__Information given__:
START
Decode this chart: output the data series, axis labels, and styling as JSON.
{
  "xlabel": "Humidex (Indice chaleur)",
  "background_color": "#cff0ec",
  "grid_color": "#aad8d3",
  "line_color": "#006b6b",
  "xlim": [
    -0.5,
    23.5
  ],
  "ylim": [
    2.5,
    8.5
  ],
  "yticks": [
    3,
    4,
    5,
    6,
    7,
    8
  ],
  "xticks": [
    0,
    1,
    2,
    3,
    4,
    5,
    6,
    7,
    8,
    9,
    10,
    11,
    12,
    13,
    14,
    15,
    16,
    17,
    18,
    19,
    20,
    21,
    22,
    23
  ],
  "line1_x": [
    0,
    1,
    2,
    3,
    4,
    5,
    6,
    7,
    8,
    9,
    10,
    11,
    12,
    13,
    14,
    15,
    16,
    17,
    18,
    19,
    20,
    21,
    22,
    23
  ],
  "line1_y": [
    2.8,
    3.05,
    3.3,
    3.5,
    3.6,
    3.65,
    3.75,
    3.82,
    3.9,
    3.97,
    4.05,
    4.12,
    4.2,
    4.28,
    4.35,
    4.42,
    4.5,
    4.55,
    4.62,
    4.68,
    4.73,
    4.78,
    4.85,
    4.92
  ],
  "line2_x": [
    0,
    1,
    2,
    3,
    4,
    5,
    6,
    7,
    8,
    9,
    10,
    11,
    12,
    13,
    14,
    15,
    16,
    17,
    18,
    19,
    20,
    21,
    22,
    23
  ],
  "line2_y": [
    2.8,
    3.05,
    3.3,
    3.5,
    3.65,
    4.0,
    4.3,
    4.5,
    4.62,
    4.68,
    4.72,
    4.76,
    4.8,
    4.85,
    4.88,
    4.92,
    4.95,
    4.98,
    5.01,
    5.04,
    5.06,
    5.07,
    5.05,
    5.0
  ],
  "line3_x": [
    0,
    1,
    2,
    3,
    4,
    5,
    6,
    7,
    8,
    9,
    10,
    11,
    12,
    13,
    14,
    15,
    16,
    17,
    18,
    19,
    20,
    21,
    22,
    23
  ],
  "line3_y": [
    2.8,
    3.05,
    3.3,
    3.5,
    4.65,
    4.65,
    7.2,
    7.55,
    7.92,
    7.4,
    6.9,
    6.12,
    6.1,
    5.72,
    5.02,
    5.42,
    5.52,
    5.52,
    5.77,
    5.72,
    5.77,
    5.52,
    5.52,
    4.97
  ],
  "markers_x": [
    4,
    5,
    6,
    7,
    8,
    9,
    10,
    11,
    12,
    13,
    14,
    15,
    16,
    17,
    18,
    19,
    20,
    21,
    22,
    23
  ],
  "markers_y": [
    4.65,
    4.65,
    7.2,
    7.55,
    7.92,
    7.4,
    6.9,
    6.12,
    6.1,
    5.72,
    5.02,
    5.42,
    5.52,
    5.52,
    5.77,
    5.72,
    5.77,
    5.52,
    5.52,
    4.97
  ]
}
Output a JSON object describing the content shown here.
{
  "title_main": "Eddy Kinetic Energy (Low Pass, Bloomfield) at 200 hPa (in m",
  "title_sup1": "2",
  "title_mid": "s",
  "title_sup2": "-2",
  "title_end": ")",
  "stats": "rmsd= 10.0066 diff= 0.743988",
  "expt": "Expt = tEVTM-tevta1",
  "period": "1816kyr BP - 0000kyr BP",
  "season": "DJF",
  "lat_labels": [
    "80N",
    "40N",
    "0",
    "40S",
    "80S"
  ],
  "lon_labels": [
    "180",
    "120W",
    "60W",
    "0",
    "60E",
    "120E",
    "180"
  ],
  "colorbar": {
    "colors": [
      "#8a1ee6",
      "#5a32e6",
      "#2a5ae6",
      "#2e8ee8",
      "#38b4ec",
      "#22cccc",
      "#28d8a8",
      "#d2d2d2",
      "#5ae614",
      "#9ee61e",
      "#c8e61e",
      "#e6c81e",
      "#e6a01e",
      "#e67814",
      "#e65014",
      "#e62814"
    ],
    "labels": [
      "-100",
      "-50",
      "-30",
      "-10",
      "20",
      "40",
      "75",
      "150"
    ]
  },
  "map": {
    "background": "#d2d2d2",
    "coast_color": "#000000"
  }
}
END
__Required work__:
The records above should be restated word for word, please.

__Reply to the exercise__:
Decode this chart: output the data series, axis labels, and styling as JSON.
{
  "xlabel": "Humidex (Indice chaleur)",
  "background_color": "#cff0ec",
  "grid_color": "#aad8d3",
  "line_color": "#006b6b",
  "xlim": [
    -0.5,
    23.5
  ],
  "ylim": [
    2.5,
    8.5
  ],
  "yticks": [
    3,
    4,
    5,
    6,
    7,
    8
  ],
  "xticks": [
    0,
    1,
    2,
    3,
    4,
    5,
    6,
    7,
    8,
    9,
    10,
    11,
    12,
    13,
    14,
    15,
    16,
    17,
    18,
    19,
    20,
    21,
    22,
    23
  ],
  "line1_x": [
    0,
    1,
    2,
    3,
    4,
    5,
    6,
    7,
    8,
    9,
    10,
    11,
    12,
    13,
    14,
    15,
    16,
    17,
    18,
    19,
    20,
    21,
    22,
    23
  ],
  "line1_y": [
    2.8,
    3.05,
    3.3,
    3.5,
    3.6,
    3.65,
    3.75,
    3.82,
    3.9,
    3.97,
    4.05,
    4.12,
    4.2,
    4.28,
    4.35,
    4.42,
    4.5,
    4.55,
    4.62,
    4.68,
    4.73,
    4.78,
    4.85,
    4.92
  ],
  "line2_x": [
    0,
    1,
    2,
    3,
    4,
    5,
    6,
    7,
    8,
    9,
    10,
    11,
    12,
    13,
    14,
    15,
    16,
    17,
    18,
    19,
    20,
    21,
    22,
    23
  ],
  "line2_y": [
    2.8,
    3.05,
    3.3,
    3.5,
    3.65,
    4.0,
    4.3,
    4.5,
    4.62,
    4.68,
    4.72,
    4.76,
    4.8,
    4.85,
    4.88,
    4.92,
    4.95,
    4.98,
    5.01,
    5.04,
    5.06,
    5.07,
    5.05,
    5.0
  ],
  "line3_x": [
    0,
    1,
    2,
    3,
    4,
    5,
    6,
    7,
    8,
    9,
    10,
    11,
    12,
    13,
    14,
    15,
    16,
    17,
    18,
    19,
    20,
    21,
    22,
    23
  ],
  "line3_y": [
    2.8,
    3.05,
    3.3,
    3.5,
    4.65,
    4.65,
    7.2,
    7.55,
    7.92,
    7.4,
    6.9,
    6.12,
    6.1,
    5.72,
    5.02,
    5.42,
    5.52,
    5.52,
    5.77,
    5.72,
    5.77,
    5.52,
    5.52,
    4.97
  ],
  "markers_x": [
    4,
    5,
    6,
    7,
    8,
    9,
    10,
    11,
    12,
    13,
    14,
    15,
    16,
    17,
    18,
    19,
    20,
    21,
    22,
    23
  ],
  "markers_y": [
    4.65,
    4.65,
    7.2,
    7.55,
    7.92,
    7.4,
    6.9,
    6.12,
    6.1,
    5.72,
    5.02,
    5.42,
    5.52,
    5.52,
    5.77,
    5.72,
    5.77,
    5.52,
    5.52,
    4.97
  ]
}
Output a JSON object describing the content shown here.
{
  "title_main": "Eddy Kinetic Energy (Low Pass, Bloomfield) at 200 hPa (in m",
  "title_sup1": "2",
  "title_mid": "s",
  "title_sup2": "-2",
  "title_end": ")",
  "stats": "rmsd= 10.0066 diff= 0.743988",
  "expt": "Expt = tEVTM-tevta1",
  "period": "1816kyr BP - 0000kyr BP",
  "season": "DJF",
  "lat_labels": [
    "80N",
    "40N",
    "0",
    "40S",
    "80S"
  ],
  "lon_labels": [
    "180",
    "120W",
    "60W",
    "0",
    "60E",
    "120E",
    "180"
  ],
  "colorbar": {
    "colors": [
      "#8a1ee6",
      "#5a32e6",
      "#2a5ae6",
      "#2e8ee8",
      "#38b4ec",
      "#22cccc",
      "#28d8a8",
      "#d2d2d2",
      "#5ae614",
      "#9ee61e",
      "#c8e61e",
      "#e6c81e",
      "#e6a01e",
      "#e67814",
      "#e65014",
      "#e62814"
    ],
    "labels": [
      "-100",
      "-50",
      "-30",
      "-10",
      "20",
      "40",
      "75",
      "150"
    ]
  },
  "map": {
    "background": "#d2d2d2",
    "coast_color": "#000000"
  }
}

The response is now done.